═══ Exercise data ═══

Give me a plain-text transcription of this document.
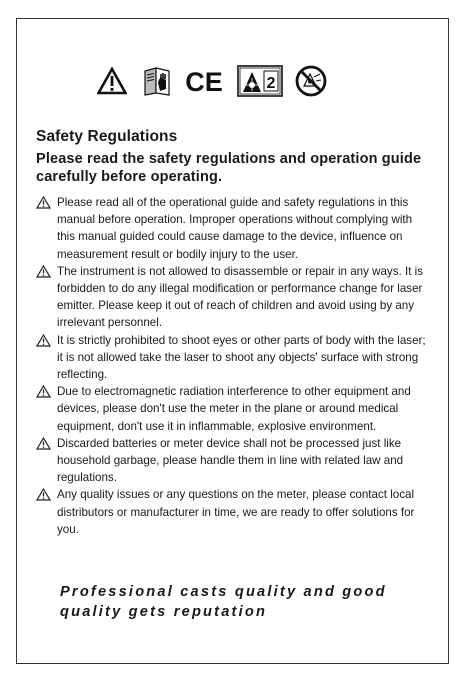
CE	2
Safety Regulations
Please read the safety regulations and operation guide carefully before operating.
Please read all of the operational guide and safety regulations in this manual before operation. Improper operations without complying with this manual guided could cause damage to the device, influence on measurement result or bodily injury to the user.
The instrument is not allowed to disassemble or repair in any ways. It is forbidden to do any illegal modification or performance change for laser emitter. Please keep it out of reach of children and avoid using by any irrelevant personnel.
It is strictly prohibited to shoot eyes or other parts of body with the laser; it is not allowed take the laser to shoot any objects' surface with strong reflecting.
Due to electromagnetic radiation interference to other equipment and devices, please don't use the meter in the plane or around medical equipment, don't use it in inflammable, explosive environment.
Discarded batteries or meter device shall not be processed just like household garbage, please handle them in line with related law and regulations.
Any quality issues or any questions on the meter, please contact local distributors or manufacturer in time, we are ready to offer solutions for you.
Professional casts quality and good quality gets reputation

═══
═══ Exercise data ═══

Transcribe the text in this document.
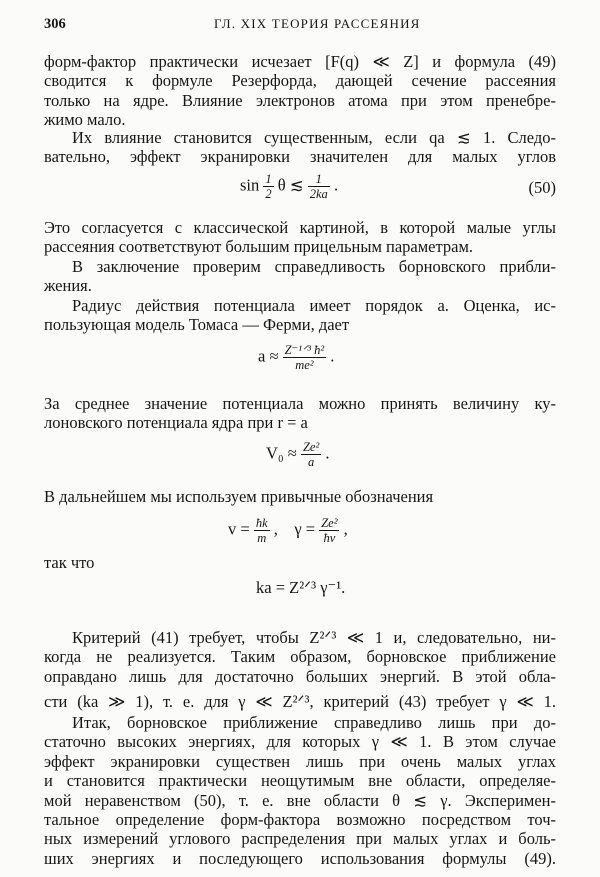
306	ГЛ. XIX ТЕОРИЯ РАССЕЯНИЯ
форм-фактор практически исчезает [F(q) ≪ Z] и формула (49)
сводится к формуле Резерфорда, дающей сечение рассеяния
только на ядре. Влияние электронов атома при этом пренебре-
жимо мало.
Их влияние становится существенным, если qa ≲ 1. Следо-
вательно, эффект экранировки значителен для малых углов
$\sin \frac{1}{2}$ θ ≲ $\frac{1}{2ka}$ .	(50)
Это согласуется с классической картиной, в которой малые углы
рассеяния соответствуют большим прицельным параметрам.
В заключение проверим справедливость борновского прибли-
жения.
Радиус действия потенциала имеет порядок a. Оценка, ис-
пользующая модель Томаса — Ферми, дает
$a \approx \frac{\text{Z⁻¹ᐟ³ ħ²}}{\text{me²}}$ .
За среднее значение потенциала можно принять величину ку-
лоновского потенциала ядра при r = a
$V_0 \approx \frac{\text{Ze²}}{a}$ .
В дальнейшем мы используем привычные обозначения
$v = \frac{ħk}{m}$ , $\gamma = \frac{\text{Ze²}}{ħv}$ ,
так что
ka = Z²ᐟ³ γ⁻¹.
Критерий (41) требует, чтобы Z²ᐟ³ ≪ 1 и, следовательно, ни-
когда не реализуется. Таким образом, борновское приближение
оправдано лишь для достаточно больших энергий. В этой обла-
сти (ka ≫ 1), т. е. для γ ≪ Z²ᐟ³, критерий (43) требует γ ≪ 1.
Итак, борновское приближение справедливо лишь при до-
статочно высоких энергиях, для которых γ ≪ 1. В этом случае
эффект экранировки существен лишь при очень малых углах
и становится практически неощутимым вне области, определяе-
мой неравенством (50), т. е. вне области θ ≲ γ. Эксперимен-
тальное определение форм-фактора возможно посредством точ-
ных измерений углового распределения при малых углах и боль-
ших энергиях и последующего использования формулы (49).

═══
═══ Exercise data ═══

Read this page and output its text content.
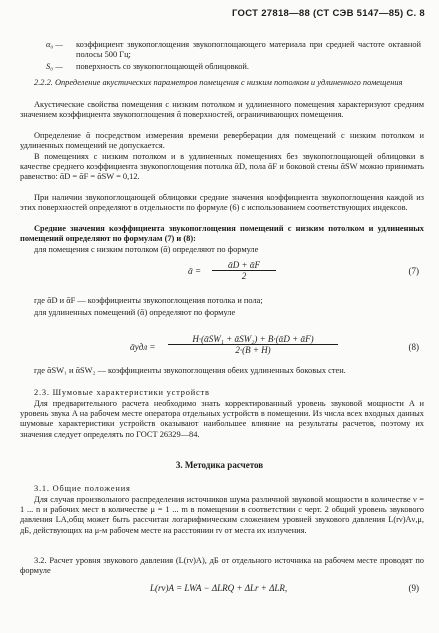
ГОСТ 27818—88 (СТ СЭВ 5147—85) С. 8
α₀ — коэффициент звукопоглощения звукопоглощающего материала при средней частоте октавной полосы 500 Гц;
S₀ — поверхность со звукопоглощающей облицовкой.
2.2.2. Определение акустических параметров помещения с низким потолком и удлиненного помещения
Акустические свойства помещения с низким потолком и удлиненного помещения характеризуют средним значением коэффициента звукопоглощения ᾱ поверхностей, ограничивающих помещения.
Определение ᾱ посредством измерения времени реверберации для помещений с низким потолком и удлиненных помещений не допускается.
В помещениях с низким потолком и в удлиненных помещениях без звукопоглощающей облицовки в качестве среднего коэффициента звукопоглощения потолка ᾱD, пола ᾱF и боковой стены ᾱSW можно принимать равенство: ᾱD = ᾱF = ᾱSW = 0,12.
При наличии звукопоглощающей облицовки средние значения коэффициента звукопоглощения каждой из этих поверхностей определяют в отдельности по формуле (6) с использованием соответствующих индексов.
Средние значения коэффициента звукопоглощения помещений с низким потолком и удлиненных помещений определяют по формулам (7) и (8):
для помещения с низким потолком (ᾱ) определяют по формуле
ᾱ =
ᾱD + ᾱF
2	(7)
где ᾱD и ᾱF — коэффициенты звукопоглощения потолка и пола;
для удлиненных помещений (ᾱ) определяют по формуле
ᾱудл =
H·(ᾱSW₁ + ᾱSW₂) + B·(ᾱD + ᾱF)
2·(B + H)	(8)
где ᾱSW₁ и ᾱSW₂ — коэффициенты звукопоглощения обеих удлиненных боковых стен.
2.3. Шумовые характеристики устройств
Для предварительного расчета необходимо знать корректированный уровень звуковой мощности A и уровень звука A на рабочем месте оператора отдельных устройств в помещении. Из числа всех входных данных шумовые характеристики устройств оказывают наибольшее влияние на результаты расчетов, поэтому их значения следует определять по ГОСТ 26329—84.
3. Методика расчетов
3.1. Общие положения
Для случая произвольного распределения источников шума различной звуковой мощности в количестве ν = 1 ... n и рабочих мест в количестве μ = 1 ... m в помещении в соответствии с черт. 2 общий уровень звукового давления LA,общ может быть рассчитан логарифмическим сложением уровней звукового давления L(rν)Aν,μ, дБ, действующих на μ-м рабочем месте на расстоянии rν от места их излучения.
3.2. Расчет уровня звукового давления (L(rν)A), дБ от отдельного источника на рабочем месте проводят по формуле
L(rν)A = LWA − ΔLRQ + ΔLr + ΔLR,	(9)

═══

● What to produce:
Show every line from the entries above in which "ᾱSW₁" appears.

● Full answer:
H·(ᾱSW₁ + ᾱSW₂) + B·(ᾱD + ᾱF)
где ᾱSW₁ и ᾱSW₂ — коэффициенты звукопоглощения обеих удлиненных боковых стен.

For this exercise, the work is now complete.